WHAT TO DO
Transcribe the listing verbatim. Do not carry over any pictures.
-------- DATA ENTRIES
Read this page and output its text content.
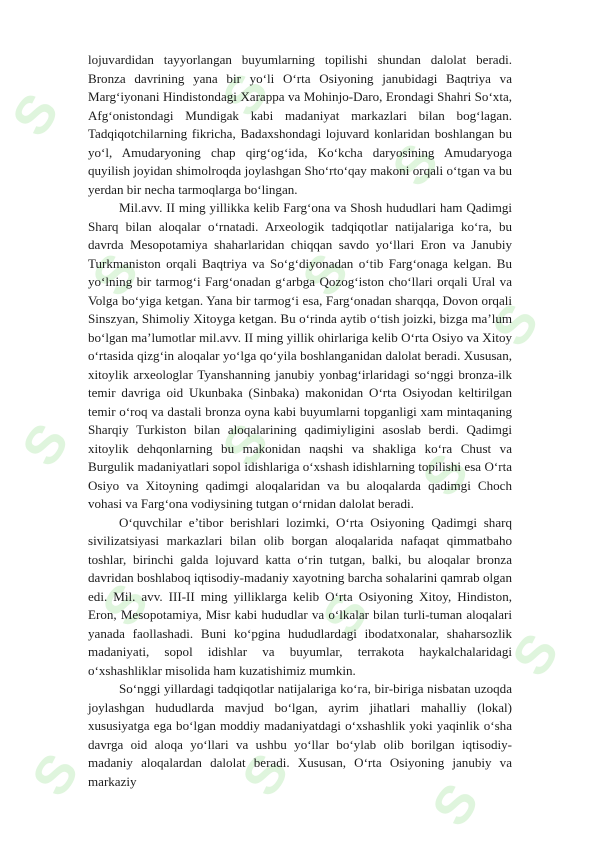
S	S
S
S	S
S
S S S
S	S
S
S	S S

lojuvardidan tayyorlangan buyumlarning topilishi shundan dalolat beradi. Bronza davrining yana bir yo‘li O‘rta Osiyoning janubidagi Baqtriya va Marg‘iyonani Hindistondagi Xarappa va Mohinjo-Daro, Erondagi Shahri So‘xta, Afg‘onistondagi Mundigak kabi madaniyat markazlari bilan bog‘lagan. Tadqiqotchilarning fikricha, Badaxshondagi lojuvard konlaridan boshlangan bu yo‘l, Amudaryoning chap qirg‘og‘ida, Ko‘kcha daryosining Amudaryoga quyilish joyidan shimolroqda joylashgan Sho‘rto‘qay makoni orqali o‘tgan va bu yerdan bir necha tarmoqlarga bo‘lingan.

Mil.avv. II ming yillikka kelib Farg‘ona va Shosh hududlari ham Qadimgi Sharq bilan aloqalar o‘rnatadi. Arxeologik tadqiqotlar natijalariga ko‘ra, bu davrda Mesopotamiya shaharlaridan chiqqan savdo yo‘llari Eron va Janubiy Turkmaniston orqali Baqtriya va So‘g‘diyonadan o‘tib Farg‘onaga kelgan. Bu yo‘lning bir tarmog‘i Farg‘onadan g‘arbga Qozog‘iston cho‘llari orqali Ural va Volga bo‘yiga ketgan. Yana bir tarmog‘i esa, Farg‘onadan sharqqa, Dovon orqali Sinszyan, Shimoliy Xitoyga ketgan. Bu o‘rinda aytib o‘tish joizki, bizga ma’lum bo‘lgan ma’lumotlar mil.avv. II ming yillik ohirlariga kelib O‘rta Osiyo va Xitoy o‘rtasida qizg‘in aloqalar yo‘lga qo‘yila boshlanganidan dalolat beradi. Xususan, xitoylik arxeologlar Tyanshanning janubiy yonbag‘irlaridagi so‘nggi bronza-ilk temir davriga oid Ukunbaka (Sinbaka) makonidan O‘rta Osiyodan keltirilgan temir o‘roq va dastali bronza oyna kabi buyumlarni topganligi xam mintaqaning Sharqiy Turkiston bilan aloqalarining qadimiyligini asoslab berdi. Qadimgi xitoylik dehqonlarning bu makonidan naqshi va shakliga ko‘ra Chust va Burgulik madaniyatlari sopol idishlariga o‘xshash idishlarning topilishi esa O‘rta Osiyo va Xitoyning qadimgi aloqalaridan va bu aloqalarda qadimgi Choch vohasi va Farg‘ona vodiysining tutgan o‘rnidan dalolat beradi.

O‘quvchilar e’tibor berishlari lozimki, O‘rta Osiyoning Qadimgi sharq sivilizatsiyasi markazlari bilan olib borgan aloqalarida nafaqat qimmatbaho toshlar, birinchi galda lojuvard katta o‘rin tutgan, balki, bu aloqalar bronza davridan boshlaboq iqtisodiy-madaniy xayotning barcha sohalarini qamrab olgan edi. Mil. avv. III-II ming yilliklarga kelib O‘rta Osiyoning Xitoy, Hindiston, Eron, Mesopotamiya, Misr kabi hududlar va o‘lkalar bilan turli-tuman aloqalari yanada faollashadi. Buni ko‘pgina hududlardagi ibodatxonalar, shaharsozlik madaniyati, sopol idishlar va buyumlar, terrakota haykalchalaridagi o‘xshashliklar misolida ham kuzatishimiz mumkin.

So‘nggi yillardagi tadqiqotlar natijalariga ko‘ra, bir-biriga nisbatan uzoqda joylashgan hududlarda mavjud bo‘lgan, ayrim jihatlari mahalliy (lokal) xususiyatga ega bo‘lgan moddiy madaniyatdagi o‘xshashlik yoki yaqinlik o‘sha davrga oid aloqa yo‘llari va ushbu yo‘llar bo‘ylab olib borilgan iqtisodiy-madaniy aloqalardan dalolat beradi. Xususan, O‘rta Osiyoning janubiy va markaziy
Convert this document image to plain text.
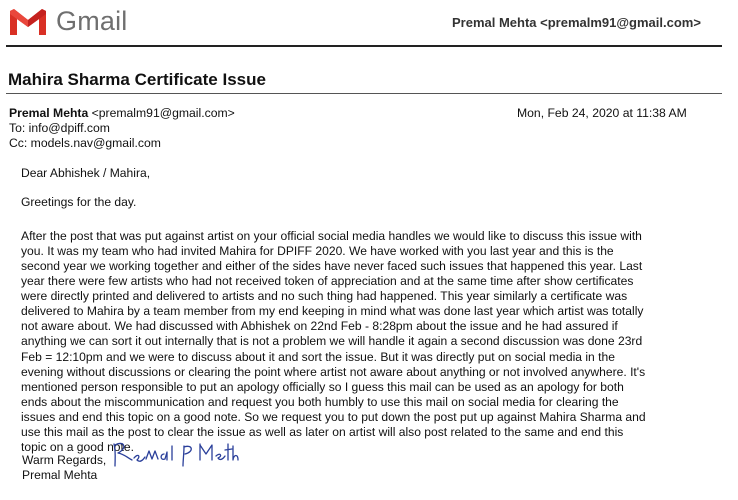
Gmail	Premal Mehta <premalm91@gmail.com>
Mahira Sharma Certificate Issue
Premal Mehta <premalm91@gmail.com>	Mon, Feb 24, 2020 at 11:38 AM
To: info@dpiff.com
Cc: models.nav@gmail.com
Dear Abhishek / Mahira,
Greetings for the day.
After the post that was put against artist on your official social media handles we would like to discuss this issue with
you. It was my team who had invited Mahira for DPIFF 2020. We have worked with you last year and this is the
second year we working together and either of the sides have never faced such issues that happened this year. Last
year there were few artists who had not received token of appreciation and at the same time after show certificates
were directly printed and delivered to artists and no such thing had happened. This year similarly a certificate was
delivered to Mahira by a team member from my end keeping in mind what was done last year which artist was totally
not aware about. We had discussed with Abhishek on 22nd Feb - 8:28pm about the issue and he had assured if
anything we can sort it out internally that is not a problem we will handle it again a second discussion was done 23rd
Feb = 12:10pm and we were to discuss about it and sort the issue. But it was directly put on social media in the
evening without discussions or clearing the point where artist not aware about anything or not involved anywhere. It's
mentioned person responsible to put an apology officially so I guess this mail can be used as an apology for both
ends about the miscommunication and request you both humbly to use this mail on social media for clearing the
issues and end this topic on a good note. So we request you to put down the post put up against Mahira Sharma and
use this mail as the post to clear the issue as well as later on artist will also post related to the same and end this
topic on a good note.
Warm Regards,
Premal Mehta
----------------
COMPLETE RESPONSE
Read this page and output its text content.
S	S
S
S	S
S
S S S
S	S
S
S	S S

lojuvardidan tayyorlangan buyumlarning topilishi shundan dalolat beradi. Bronza davrining yana bir yo‘li O‘rta Osiyoning janubidagi Baqtriya va Marg‘iyonani Hindistondagi Xarappa va Mohinjo-Daro, Erondagi Shahri So‘xta, Afg‘onistondagi Mundigak kabi madaniyat markazlari bilan bog‘lagan. Tadqiqotchilarning fikricha, Badaxshondagi lojuvard konlaridan boshlangan bu yo‘l, Amudaryoning chap qirg‘og‘ida, Ko‘kcha daryosining Amudaryoga quyilish joyidan shimolroqda joylashgan Sho‘rto‘qay makoni orqali o‘tgan va bu yerdan bir necha tarmoqlarga bo‘lingan.

Mil.avv. II ming yillikka kelib Farg‘ona va Shosh hududlari ham Qadimgi Sharq bilan aloqalar o‘rnatadi. Arxeologik tadqiqotlar natijalariga ko‘ra, bu davrda Mesopotamiya shaharlaridan chiqqan savdo yo‘llari Eron va Janubiy Turkmaniston orqali Baqtriya va So‘g‘diyonadan o‘tib Farg‘onaga kelgan. Bu yo‘lning bir tarmog‘i Farg‘onadan g‘arbga Qozog‘iston cho‘llari orqali Ural va Volga bo‘yiga ketgan. Yana bir tarmog‘i esa, Farg‘onadan sharqqa, Dovon orqali Sinszyan, Shimoliy Xitoyga ketgan. Bu o‘rinda aytib o‘tish joizki, bizga ma’lum bo‘lgan ma’lumotlar mil.avv. II ming yillik ohirlariga kelib O‘rta Osiyo va Xitoy o‘rtasida qizg‘in aloqalar yo‘lga qo‘yila boshlanganidan dalolat beradi. Xususan, xitoylik arxeologlar Tyanshanning janubiy yonbag‘irlaridagi so‘nggi bronza-ilk temir davriga oid Ukunbaka (Sinbaka) makonidan O‘rta Osiyodan keltirilgan temir o‘roq va dastali bronza oyna kabi buyumlarni topganligi xam mintaqaning Sharqiy Turkiston bilan aloqalarining qadimiyligini asoslab berdi. Qadimgi xitoylik dehqonlarning bu makonidan naqshi va shakliga ko‘ra Chust va Burgulik madaniyatlari sopol idishlariga o‘xshash idishlarning topilishi esa O‘rta Osiyo va Xitoyning qadimgi aloqalaridan va bu aloqalarda qadimgi Choch vohasi va Farg‘ona vodiysining tutgan o‘rnidan dalolat beradi.

O‘quvchilar e’tibor berishlari lozimki, O‘rta Osiyoning Qadimgi sharq sivilizatsiyasi markazlari bilan olib borgan aloqalarida nafaqat qimmatbaho toshlar, birinchi galda lojuvard katta o‘rin tutgan, balki, bu aloqalar bronza davridan boshlaboq iqtisodiy-madaniy xayotning barcha sohalarini qamrab olgan edi. Mil. avv. III-II ming yilliklarga kelib O‘rta Osiyoning Xitoy, Hindiston, Eron, Mesopotamiya, Misr kabi hududlar va o‘lkalar bilan turli-tuman aloqalari yanada faollashadi. Buni ko‘pgina hududlardagi ibodatxonalar, shaharsozlik madaniyati, sopol idishlar va buyumlar, terrakota haykalchalaridagi o‘xshashliklar misolida ham kuzatishimiz mumkin.

So‘nggi yillardagi tadqiqotlar natijalariga ko‘ra, bir-biriga nisbatan uzoqda joylashgan hududlarda mavjud bo‘lgan, ayrim jihatlari mahalliy (lokal) xususiyatga ega bo‘lgan moddiy madaniyatdagi o‘xshashlik yoki yaqinlik o‘sha davrga oid aloqa yo‘llari va ushbu yo‘llar bo‘ylab olib borilgan iqtisodiy-madaniy aloqalardan dalolat beradi. Xususan, O‘rta Osiyoning janubiy va markaziy
Convert this document image to plain text.
Gmail	Premal Mehta <premalm91@gmail.com>
Mahira Sharma Certificate Issue
Premal Mehta <premalm91@gmail.com>	Mon, Feb 24, 2020 at 11:38 AM
To: info@dpiff.com
Cc: models.nav@gmail.com
Dear Abhishek / Mahira,
Greetings for the day.
After the post that was put against artist on your official social media handles we would like to discuss this issue with
you. It was my team who had invited Mahira for DPIFF 2020. We have worked with you last year and this is the
second year we working together and either of the sides have never faced such issues that happened this year. Last
year there were few artists who had not received token of appreciation and at the same time after show certificates
were directly printed and delivered to artists and no such thing had happened. This year similarly a certificate was
delivered to Mahira by a team member from my end keeping in mind what was done last year which artist was totally
not aware about. We had discussed with Abhishek on 22nd Feb - 8:28pm about the issue and he had assured if
anything we can sort it out internally that is not a problem we will handle it again a second discussion was done 23rd
Feb = 12:10pm and we were to discuss about it and sort the issue. But it was directly put on social media in the
evening without discussions or clearing the point where artist not aware about anything or not involved anywhere. It's
mentioned person responsible to put an apology officially so I guess this mail can be used as an apology for both
ends about the miscommunication and request you both humbly to use this mail on social media for clearing the
issues and end this topic on a good note. So we request you to put down the post put up against Mahira Sharma and
use this mail as the post to clear the issue as well as later on artist will also post related to the same and end this
topic on a good note.
Warm Regards,
Premal Mehta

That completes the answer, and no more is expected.